Material provided
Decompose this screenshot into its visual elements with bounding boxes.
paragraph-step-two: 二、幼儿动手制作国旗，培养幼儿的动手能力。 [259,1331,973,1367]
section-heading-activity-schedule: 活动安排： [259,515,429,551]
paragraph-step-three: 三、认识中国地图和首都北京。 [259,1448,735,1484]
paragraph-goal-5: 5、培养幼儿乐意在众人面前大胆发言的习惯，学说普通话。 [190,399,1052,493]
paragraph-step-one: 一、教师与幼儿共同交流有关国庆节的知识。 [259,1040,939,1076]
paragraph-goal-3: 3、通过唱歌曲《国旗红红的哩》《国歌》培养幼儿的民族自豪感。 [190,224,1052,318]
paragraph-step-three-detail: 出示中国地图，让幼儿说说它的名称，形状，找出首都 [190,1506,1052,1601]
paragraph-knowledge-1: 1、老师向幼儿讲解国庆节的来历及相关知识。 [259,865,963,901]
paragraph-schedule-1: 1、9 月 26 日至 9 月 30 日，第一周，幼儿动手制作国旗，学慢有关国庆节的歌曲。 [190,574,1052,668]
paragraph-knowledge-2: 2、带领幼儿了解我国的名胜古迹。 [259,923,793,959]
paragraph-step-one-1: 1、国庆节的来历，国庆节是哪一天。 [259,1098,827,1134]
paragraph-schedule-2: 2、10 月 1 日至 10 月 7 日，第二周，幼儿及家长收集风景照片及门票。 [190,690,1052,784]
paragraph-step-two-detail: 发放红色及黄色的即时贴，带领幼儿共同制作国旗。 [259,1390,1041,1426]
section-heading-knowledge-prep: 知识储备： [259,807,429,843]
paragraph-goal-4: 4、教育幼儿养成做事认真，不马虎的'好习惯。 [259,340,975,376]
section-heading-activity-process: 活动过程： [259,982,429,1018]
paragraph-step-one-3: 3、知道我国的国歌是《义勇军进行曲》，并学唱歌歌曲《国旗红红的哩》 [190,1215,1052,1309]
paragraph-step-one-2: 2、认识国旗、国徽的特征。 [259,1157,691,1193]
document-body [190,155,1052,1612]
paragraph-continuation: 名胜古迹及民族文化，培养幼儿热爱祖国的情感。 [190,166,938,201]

Description of the task
Switch "活动安排" to "活动计划" in the lines running from the start through the line containing "paragraph-goal-5: 5、培养幼儿乐意在众人面前大胆发言的习惯，学说普通话。 [190,399,1052,493]", and reproduce only those lines with nothing else altered.

Result for this task
Decompose this screenshot into its visual elements with bounding boxes.
paragraph-step-two: 二、幼儿动手制作国旗，培养幼儿的动手能力。 [259,1331,973,1367]
section-heading-activity-schedule: 活动计划： [259,515,429,551]
paragraph-step-three: 三、认识中国地图和首都北京。 [259,1448,735,1484]
paragraph-goal-5: 5、培养幼儿乐意在众人面前大胆发言的习惯，学说普通话。 [190,399,1052,493]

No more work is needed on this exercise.